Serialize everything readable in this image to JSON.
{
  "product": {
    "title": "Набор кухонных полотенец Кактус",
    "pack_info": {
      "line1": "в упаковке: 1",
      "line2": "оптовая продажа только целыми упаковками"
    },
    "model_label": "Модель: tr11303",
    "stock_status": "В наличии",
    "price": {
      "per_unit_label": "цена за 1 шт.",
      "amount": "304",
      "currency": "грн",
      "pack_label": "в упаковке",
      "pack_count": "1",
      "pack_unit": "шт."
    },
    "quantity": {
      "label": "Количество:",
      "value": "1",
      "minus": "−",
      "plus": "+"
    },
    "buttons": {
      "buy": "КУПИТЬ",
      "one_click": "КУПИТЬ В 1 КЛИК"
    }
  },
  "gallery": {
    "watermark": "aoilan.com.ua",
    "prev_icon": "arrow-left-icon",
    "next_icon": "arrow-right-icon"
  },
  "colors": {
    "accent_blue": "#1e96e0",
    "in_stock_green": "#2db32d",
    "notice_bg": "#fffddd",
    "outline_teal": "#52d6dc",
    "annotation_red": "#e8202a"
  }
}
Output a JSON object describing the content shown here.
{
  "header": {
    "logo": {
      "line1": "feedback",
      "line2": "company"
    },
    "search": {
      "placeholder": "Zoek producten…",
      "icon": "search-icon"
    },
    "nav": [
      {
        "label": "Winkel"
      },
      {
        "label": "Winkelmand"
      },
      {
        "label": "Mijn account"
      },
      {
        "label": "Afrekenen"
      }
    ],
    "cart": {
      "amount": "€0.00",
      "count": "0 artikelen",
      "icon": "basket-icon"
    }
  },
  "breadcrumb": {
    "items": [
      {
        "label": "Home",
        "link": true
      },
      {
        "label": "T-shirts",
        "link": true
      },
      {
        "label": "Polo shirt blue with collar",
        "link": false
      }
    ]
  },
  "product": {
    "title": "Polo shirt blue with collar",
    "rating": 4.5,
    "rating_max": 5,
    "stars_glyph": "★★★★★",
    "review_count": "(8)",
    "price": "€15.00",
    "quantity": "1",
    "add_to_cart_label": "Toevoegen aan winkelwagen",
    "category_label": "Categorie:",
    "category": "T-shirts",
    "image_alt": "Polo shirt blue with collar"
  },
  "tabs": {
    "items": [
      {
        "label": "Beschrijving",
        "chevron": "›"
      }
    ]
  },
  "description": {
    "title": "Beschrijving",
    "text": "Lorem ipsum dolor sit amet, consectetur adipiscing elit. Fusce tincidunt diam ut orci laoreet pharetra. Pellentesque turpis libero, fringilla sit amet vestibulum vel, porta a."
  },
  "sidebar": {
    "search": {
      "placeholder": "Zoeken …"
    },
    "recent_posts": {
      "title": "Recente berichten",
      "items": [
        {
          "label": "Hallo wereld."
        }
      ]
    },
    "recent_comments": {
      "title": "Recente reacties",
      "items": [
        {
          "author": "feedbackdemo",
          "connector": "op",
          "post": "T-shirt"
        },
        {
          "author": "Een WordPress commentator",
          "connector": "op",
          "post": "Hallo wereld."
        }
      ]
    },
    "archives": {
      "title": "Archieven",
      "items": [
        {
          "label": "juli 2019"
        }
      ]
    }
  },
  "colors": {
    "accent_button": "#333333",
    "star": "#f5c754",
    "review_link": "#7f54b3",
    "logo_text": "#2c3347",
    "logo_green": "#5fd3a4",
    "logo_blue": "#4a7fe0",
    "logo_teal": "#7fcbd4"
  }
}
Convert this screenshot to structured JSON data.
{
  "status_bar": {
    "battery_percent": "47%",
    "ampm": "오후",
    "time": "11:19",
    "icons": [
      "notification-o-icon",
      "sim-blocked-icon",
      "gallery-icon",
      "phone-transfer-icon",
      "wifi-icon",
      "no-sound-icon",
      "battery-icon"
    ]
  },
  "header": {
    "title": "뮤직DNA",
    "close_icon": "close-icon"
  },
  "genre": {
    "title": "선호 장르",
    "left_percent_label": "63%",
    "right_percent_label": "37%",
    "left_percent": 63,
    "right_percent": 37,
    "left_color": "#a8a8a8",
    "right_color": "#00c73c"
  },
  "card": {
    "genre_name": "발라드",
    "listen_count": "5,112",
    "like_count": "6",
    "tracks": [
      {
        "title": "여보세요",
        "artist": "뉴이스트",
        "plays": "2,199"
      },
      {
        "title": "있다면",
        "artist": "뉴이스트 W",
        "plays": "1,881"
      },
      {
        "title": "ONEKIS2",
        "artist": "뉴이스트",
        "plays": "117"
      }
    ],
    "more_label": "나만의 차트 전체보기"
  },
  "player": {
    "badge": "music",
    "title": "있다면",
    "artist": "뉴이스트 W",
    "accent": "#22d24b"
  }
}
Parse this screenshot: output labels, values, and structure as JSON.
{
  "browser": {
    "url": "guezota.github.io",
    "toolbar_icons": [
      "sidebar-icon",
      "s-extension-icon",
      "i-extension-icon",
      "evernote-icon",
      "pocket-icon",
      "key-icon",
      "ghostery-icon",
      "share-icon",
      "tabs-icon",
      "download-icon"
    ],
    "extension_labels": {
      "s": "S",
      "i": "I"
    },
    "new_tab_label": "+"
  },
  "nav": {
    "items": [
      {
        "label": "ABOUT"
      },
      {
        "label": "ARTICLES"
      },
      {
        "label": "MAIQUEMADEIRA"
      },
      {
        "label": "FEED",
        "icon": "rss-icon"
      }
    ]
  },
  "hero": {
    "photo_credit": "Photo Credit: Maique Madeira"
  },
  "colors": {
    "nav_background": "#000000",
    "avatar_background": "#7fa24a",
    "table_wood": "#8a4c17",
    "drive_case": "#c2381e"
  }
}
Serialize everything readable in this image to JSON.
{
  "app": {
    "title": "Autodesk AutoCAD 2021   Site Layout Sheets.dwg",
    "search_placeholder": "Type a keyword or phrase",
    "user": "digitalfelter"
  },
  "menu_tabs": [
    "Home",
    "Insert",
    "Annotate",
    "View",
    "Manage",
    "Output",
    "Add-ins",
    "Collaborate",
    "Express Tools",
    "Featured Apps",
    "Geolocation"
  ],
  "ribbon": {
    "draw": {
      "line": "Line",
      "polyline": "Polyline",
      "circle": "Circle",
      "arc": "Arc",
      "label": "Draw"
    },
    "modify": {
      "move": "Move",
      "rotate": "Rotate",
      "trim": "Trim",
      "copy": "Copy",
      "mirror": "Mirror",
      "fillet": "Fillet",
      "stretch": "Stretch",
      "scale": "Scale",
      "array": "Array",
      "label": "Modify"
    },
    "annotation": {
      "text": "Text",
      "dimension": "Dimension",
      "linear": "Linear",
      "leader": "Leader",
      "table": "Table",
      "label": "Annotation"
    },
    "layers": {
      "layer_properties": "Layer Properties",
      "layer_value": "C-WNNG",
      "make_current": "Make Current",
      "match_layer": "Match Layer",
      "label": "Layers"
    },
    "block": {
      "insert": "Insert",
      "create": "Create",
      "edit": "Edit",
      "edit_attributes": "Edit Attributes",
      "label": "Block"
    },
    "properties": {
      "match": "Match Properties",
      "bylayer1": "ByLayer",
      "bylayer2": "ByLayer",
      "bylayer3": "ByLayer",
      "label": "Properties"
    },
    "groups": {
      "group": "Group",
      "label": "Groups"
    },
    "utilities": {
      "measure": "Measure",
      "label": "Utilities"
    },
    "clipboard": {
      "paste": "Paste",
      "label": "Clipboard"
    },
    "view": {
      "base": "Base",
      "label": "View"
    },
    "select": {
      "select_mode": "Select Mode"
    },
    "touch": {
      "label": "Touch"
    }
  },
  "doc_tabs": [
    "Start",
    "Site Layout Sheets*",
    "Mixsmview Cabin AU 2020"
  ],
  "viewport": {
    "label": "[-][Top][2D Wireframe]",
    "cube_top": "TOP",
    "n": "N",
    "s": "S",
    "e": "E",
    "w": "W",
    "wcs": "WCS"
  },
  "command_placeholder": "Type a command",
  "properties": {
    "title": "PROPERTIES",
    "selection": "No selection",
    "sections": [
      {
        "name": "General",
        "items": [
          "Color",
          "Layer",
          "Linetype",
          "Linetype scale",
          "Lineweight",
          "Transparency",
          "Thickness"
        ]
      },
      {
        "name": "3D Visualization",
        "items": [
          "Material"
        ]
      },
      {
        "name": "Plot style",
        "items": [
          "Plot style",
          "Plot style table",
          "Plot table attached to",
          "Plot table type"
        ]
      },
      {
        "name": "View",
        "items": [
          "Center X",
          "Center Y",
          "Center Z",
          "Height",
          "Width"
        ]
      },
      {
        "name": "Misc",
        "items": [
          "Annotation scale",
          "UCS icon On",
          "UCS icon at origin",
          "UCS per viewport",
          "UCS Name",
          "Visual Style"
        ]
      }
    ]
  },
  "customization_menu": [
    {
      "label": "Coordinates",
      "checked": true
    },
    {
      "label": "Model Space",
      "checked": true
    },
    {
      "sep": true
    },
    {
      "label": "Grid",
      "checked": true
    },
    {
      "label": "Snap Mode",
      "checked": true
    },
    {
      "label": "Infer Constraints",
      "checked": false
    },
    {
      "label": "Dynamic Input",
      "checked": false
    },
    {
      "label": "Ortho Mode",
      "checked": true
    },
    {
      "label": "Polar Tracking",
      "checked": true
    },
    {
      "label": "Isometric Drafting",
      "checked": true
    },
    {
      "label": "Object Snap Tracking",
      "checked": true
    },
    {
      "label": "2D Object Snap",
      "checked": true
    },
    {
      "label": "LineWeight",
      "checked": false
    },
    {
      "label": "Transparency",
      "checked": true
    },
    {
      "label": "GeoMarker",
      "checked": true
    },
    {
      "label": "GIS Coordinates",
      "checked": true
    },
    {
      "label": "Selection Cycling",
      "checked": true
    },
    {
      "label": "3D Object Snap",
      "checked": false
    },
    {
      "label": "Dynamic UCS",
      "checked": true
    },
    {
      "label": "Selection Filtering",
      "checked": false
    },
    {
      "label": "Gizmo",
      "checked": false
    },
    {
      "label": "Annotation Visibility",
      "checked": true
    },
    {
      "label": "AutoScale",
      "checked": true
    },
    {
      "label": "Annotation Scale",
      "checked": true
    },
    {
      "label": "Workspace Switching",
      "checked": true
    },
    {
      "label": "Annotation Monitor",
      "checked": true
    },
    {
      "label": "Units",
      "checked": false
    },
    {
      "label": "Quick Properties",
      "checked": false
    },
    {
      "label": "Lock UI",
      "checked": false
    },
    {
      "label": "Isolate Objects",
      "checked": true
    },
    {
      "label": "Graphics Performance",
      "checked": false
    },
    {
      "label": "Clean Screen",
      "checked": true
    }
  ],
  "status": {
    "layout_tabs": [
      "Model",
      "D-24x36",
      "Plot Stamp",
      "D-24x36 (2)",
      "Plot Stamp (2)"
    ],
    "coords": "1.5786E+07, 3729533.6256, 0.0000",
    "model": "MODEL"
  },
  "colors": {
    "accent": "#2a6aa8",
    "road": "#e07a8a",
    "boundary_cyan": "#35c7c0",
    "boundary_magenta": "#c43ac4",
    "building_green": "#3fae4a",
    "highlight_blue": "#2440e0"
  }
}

WRITTEN REQUEST: Look through the entries above. Extract each line with the word "wereld".

ANSWER IN FULL:
          "label": "Hallo wereld."
          "post": "Hallo wereld."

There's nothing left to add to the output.